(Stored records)
-*-*-

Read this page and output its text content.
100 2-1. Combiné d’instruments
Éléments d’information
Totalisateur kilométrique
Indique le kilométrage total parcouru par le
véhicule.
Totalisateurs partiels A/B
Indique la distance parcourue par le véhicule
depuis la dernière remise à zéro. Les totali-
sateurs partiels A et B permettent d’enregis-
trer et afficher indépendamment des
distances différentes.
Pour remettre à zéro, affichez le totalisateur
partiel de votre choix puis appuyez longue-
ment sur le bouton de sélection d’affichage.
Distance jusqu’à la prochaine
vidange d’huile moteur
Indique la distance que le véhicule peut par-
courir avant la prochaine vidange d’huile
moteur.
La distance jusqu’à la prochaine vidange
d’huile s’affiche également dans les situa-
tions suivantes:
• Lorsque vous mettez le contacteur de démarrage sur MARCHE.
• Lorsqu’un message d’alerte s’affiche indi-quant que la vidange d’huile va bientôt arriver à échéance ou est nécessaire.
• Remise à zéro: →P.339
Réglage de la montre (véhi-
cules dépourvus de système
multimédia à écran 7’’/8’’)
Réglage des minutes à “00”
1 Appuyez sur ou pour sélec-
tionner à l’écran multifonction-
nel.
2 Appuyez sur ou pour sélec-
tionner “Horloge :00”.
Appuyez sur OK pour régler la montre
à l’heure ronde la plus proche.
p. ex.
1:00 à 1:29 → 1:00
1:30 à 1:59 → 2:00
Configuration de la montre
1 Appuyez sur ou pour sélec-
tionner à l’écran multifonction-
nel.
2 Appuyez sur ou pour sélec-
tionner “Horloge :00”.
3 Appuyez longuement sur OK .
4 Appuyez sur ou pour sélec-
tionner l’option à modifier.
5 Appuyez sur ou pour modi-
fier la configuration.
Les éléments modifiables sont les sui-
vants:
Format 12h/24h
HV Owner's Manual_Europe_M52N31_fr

-*-*-

• Exercise:
Return the listing above word for word.

• Exercise output:
Read this page and output its text content.
100 2-1. Combiné d’instruments
Éléments d’information
Totalisateur kilométrique
Indique le kilométrage total parcouru par le
véhicule.
Totalisateurs partiels A/B
Indique la distance parcourue par le véhicule
depuis la dernière remise à zéro. Les totali-
sateurs partiels A et B permettent d’enregis-
trer et afficher indépendamment des
distances différentes.
Pour remettre à zéro, affichez le totalisateur
partiel de votre choix puis appuyez longue-
ment sur le bouton de sélection d’affichage.
Distance jusqu’à la prochaine
vidange d’huile moteur
Indique la distance que le véhicule peut par-
courir avant la prochaine vidange d’huile
moteur.
La distance jusqu’à la prochaine vidange
d’huile s’affiche également dans les situa-
tions suivantes:
• Lorsque vous mettez le contacteur de démarrage sur MARCHE.
• Lorsqu’un message d’alerte s’affiche indi-quant que la vidange d’huile va bientôt arriver à échéance ou est nécessaire.
• Remise à zéro: →P.339
Réglage de la montre (véhi-
cules dépourvus de système
multimédia à écran 7’’/8’’)
Réglage des minutes à “00”
1 Appuyez sur ou pour sélec-
tionner à l’écran multifonction-
nel.
2 Appuyez sur ou pour sélec-
tionner “Horloge :00”.
Appuyez sur OK pour régler la montre
à l’heure ronde la plus proche.
p. ex.
1:00 à 1:29 → 1:00
1:30 à 1:59 → 2:00
Configuration de la montre
1 Appuyez sur ou pour sélec-
tionner à l’écran multifonction-
nel.
2 Appuyez sur ou pour sélec-
tionner “Horloge :00”.
3 Appuyez longuement sur OK .
4 Appuyez sur ou pour sélec-
tionner l’option à modifier.
5 Appuyez sur ou pour modi-
fier la configuration.
Les éléments modifiables sont les sui-
vants:
Format 12h/24h
HV Owner's Manual_Europe_M52N31_fr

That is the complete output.